* Your instructions
Below is a listing. Gather each line of it that contains "text".

(Stored items)
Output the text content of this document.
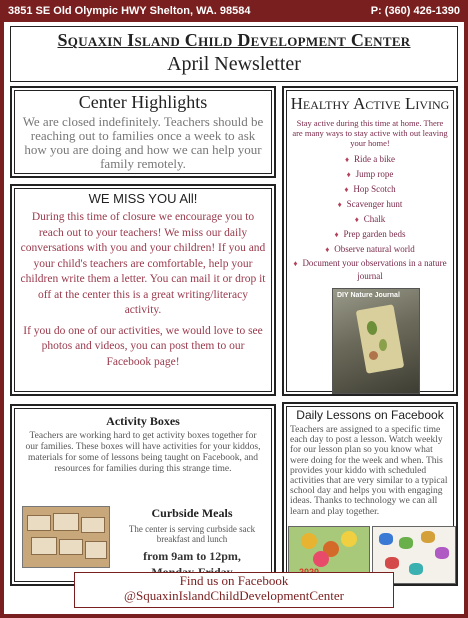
3851 SE Old Olympic HWY Shelton, WA. 98584	P: (360) 426-1390
Squaxin Island Child Development Center
April Newsletter
Center Highlights
We are closed indefinitely. Teachers should be reaching out to families once a week to ask how you are doing and how we can help your family remotely.
Healthy Active Living
Stay active during this time at home. There are many ways to stay active with out leaving your home!
♦ Ride a bike
♦ Jump rope
♦ Hop Scotch
♦ Scavenger hunt
♦ Chalk
♦ Prep garden beds
♦ Observe natural world
♦ Document your observations in a nature journal
DIY Nature Journal
WE MISS YOU All!

During this time of closure we encourage you to reach out to your teachers! We miss our daily conversations with you and your children! If you and your child's teachers are comfortable, help your children write them a letter. You can mail it or drop it off at the center this is a great writing/literacy activity.

If you do one of our activities, we would love to see photos and videos, you can post them to our Facebook page!

Activity Boxes
Teachers are working hard to get activity boxes together for our families. These boxes will have activities for your kiddos, materials for some of lessons being taught on Facebook, and resources for families during this strange time.
Curbside Meals
The center is serving curbside sack breakfast and lunch
from 9am to 12pm,
Daily Lessons on Facebook
Teachers are assigned to a specific time each day to post a lesson. Watch weekly for our lesson plan so you know what were doing for the week and when. This provides your kiddo with scheduled activities that are very similar to a typical school day and helps you with engaging ideas. Thanks to technology we can all learn and play together.
Find us on Facebook
@SquaxinIslandChildDevelopmentCenter
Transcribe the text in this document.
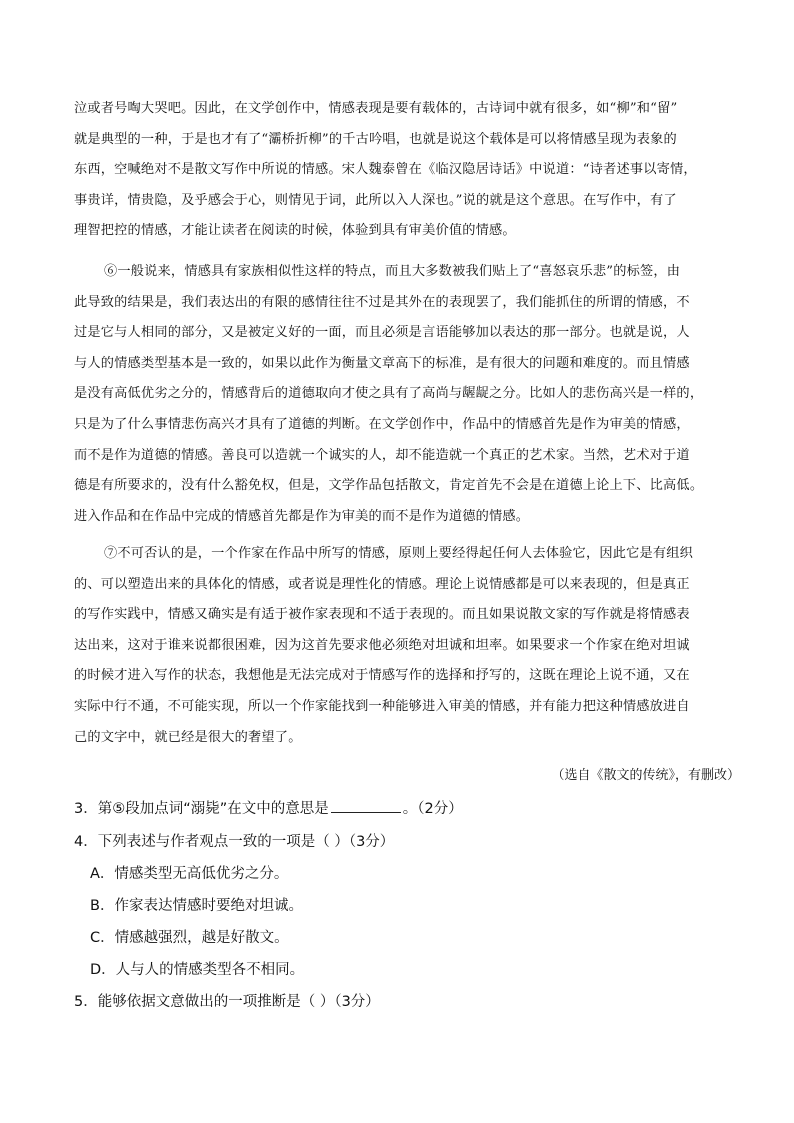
泣或者号啕大哭吧。因此，在文学创作中，情感表现是要有载体的，古诗词中就有很多，如“柳”和“留”
就是典型的一种，于是也才有了“灞桥折柳”的千古吟唱，也就是说这个载体是可以将情感呈现为表象的
东西，空喊绝对不是散文写作中所说的情感。宋人魏泰曾在《临汉隐居诗话》中说道：“诗者述事以寄情，
事贵详，情贵隐，及乎感会于心，则情见于词，此所以入人深也。”说的就是这个意思。在写作中，有了
理智把控的情感，才能让读者在阅读的时候，体验到具有审美价值的情感。
⑥一般说来，情感具有家族相似性这样的特点，而且大多数被我们贴上了“喜怒哀乐悲”的标签，由
此导致的结果是，我们表达出的有限的感情往往不过是其外在的表现罢了，我们能抓住的所谓的情感，不
过是它与人相同的部分，又是被定义好的一面，而且必须是言语能够加以表达的那一部分。也就是说，人
与人的情感类型基本是一致的，如果以此作为衡量文章高下的标准，是有很大的问题和难度的。而且情感
是没有高低优劣之分的，情感背后的道德取向才使之具有了高尚与龌龊之分。比如人的悲伤高兴是一样的，
只是为了什么事情悲伤高兴才具有了道德的判断。在文学创作中，作品中的情感首先是作为审美的情感，
而不是作为道德的情感。善良可以造就一个诚实的人，却不能造就一个真正的艺术家。当然，艺术对于道
德是有所要求的，没有什么豁免权，但是，文学作品包括散文，肯定首先不会是在道德上论上下、比高低。
进入作品和在作品中完成的情感首先都是作为审美的而不是作为道德的情感。
⑦不可否认的是，一个作家在作品中所写的情感，原则上要经得起任何人去体验它，因此它是有组织
的、可以塑造出来的具体化的情感，或者说是理性化的情感。理论上说情感都是可以来表现的，但是真正
的写作实践中，情感又确实是有适于被作家表现和不适于表现的。而且如果说散文家的写作就是将情感表
达出来，这对于谁来说都很困难，因为这首先要求他必须绝对坦诚和坦率。如果要求一个作家在绝对坦诚
的时候才进入写作的状态，我想他是无法完成对于情感写作的选择和抒写的，这既在理论上说不通，又在
实际中行不通，不可能实现，所以一个作家能找到一种能够进入审美的情感，并有能力把这种情感放进自
己的文字中，就已经是很大的奢望了。
（选自《散文的传统》，有删改）
3．第⑤段加点词“溺毙”在文中的意思是	。（2分）
4．下列表述与作者观点一致的一项是（ ）（3分）
A．情感类型无高低优劣之分。
B．作家表达情感时要绝对坦诚。
C．情感越强烈，越是好散文。
D．人与人的情感类型各不相同。
5．能够依据文意做出的一项推断是（ ）（3分）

* Solution to the exercise
Output the text content of this document.
Transcribe the text in this document.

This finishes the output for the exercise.